Extracted records:
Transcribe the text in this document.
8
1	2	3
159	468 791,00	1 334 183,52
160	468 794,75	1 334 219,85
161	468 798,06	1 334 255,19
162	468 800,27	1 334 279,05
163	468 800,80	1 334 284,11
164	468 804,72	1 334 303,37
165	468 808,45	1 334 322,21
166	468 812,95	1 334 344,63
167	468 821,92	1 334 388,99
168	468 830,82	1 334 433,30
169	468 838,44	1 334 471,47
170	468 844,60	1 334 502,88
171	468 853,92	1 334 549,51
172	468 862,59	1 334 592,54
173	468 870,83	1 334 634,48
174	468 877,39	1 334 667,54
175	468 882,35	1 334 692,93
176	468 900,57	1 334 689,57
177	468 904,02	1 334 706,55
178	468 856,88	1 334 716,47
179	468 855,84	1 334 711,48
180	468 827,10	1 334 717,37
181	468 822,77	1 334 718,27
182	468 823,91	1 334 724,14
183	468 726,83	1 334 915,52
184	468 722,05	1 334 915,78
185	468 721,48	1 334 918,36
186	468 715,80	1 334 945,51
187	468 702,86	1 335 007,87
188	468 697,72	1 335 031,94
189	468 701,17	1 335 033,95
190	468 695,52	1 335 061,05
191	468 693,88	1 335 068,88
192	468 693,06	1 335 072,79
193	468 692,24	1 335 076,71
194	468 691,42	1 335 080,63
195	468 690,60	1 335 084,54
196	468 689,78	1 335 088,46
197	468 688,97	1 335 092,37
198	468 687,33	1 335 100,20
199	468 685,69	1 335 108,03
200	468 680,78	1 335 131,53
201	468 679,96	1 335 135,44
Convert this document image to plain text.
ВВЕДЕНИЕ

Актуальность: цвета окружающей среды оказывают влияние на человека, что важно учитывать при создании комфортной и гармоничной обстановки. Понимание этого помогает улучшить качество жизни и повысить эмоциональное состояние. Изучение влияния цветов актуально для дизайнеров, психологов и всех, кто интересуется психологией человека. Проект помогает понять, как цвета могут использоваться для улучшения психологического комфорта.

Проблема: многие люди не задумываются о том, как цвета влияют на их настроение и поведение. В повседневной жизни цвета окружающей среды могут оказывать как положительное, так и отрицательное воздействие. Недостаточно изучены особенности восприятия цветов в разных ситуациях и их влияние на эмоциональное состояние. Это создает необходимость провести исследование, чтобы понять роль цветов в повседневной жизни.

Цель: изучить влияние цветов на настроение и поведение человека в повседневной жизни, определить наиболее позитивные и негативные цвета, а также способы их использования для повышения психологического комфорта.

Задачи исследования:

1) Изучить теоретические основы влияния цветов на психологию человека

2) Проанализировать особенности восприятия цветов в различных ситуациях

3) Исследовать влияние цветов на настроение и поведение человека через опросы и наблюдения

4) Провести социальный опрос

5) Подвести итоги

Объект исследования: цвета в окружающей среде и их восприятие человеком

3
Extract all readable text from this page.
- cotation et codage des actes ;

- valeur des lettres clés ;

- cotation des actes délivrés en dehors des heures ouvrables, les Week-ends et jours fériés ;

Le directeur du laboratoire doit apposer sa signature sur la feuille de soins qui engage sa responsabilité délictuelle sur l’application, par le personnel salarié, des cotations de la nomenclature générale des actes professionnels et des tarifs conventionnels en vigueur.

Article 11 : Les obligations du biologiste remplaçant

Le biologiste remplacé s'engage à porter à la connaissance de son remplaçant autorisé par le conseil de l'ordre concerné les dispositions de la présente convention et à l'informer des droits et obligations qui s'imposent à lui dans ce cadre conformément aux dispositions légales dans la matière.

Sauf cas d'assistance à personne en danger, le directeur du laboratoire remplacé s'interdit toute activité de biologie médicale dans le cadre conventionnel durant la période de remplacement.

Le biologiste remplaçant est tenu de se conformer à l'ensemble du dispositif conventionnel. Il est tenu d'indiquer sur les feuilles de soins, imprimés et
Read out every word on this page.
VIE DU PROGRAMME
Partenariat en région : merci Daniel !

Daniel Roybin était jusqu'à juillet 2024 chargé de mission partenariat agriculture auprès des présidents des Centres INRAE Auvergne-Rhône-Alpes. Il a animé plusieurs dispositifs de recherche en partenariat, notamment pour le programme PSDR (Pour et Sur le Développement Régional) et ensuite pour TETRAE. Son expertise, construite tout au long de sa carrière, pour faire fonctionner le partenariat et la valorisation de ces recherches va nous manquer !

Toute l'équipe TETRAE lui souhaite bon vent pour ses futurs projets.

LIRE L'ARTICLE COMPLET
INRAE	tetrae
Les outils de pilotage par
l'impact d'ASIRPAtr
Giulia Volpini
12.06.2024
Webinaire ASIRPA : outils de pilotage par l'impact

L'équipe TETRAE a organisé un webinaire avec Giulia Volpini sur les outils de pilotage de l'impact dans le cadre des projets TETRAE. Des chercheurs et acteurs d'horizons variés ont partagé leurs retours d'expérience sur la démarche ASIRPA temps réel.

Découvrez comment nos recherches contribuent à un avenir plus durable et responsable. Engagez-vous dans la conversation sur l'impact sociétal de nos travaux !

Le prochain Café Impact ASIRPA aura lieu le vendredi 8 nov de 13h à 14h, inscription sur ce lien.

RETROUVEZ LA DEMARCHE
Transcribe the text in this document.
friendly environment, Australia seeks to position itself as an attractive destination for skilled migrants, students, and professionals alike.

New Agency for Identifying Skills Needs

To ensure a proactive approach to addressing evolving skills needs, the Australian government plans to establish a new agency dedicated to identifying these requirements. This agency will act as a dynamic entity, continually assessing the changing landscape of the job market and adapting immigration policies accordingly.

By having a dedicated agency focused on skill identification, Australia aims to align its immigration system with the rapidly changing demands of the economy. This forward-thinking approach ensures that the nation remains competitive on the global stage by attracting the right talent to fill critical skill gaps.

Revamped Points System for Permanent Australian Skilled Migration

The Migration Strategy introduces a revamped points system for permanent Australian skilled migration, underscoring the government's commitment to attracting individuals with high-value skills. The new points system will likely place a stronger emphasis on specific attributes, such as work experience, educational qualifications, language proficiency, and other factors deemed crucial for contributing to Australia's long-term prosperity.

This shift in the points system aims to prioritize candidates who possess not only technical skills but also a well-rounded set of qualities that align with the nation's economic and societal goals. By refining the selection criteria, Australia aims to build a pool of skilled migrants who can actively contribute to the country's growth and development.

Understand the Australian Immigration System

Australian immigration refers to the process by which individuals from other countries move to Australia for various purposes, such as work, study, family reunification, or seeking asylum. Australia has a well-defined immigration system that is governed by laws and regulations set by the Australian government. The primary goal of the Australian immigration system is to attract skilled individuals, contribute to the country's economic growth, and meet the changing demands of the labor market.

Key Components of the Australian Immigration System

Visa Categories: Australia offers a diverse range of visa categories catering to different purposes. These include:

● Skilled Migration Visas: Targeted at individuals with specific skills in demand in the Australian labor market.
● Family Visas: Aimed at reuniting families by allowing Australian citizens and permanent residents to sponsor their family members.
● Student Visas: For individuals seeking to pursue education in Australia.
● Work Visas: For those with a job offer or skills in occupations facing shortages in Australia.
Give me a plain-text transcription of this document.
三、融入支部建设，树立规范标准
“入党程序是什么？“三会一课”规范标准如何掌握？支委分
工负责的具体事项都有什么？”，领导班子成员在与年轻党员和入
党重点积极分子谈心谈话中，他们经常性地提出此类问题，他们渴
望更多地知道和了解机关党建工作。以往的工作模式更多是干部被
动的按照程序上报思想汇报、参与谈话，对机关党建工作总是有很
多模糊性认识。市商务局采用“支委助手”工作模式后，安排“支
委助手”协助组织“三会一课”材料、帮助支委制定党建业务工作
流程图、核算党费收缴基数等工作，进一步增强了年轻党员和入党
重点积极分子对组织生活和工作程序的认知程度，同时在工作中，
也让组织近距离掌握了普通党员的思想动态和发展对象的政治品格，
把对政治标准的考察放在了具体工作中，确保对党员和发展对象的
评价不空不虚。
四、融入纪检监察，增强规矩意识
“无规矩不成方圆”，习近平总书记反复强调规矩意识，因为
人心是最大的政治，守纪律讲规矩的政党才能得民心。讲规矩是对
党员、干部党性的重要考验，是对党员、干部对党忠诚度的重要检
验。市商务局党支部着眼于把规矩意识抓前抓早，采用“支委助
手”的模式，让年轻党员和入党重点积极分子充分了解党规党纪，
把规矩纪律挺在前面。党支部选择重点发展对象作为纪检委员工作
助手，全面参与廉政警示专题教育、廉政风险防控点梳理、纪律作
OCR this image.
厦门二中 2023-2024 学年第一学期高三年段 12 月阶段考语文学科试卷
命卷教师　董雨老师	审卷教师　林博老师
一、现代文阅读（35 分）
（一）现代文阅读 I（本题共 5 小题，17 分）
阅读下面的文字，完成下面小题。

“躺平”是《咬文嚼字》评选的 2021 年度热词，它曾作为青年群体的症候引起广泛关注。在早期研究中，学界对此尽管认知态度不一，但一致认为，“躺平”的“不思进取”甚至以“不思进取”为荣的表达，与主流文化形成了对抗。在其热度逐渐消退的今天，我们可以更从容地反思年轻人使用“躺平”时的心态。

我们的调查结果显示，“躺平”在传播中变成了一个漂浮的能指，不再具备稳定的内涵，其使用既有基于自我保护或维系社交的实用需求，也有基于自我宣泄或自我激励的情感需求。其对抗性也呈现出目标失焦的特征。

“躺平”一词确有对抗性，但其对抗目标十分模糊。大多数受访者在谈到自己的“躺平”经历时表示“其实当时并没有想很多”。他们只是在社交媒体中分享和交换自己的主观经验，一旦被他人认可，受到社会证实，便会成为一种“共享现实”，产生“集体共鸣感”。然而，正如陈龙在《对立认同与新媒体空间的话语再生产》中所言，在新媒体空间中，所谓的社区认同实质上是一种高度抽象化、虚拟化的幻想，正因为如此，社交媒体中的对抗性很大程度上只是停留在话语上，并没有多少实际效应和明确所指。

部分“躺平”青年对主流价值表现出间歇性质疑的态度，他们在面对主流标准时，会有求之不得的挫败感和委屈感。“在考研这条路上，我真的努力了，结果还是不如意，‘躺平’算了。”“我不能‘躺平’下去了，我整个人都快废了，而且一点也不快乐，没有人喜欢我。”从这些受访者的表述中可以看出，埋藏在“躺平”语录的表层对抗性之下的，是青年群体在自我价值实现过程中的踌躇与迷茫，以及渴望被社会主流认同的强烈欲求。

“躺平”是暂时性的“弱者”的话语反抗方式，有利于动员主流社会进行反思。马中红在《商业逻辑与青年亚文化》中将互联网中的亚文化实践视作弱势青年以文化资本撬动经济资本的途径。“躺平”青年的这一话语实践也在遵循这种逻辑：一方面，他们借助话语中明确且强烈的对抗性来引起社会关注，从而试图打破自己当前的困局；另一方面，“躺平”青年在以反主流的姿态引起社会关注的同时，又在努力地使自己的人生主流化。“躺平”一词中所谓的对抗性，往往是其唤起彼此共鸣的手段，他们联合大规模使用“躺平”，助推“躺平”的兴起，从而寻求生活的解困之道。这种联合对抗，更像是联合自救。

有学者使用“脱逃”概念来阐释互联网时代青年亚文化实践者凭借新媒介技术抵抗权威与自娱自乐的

Given instruction:
Of the lines in the listing above, how many hold the string "image"? Reply with the number only.

Complete response:
2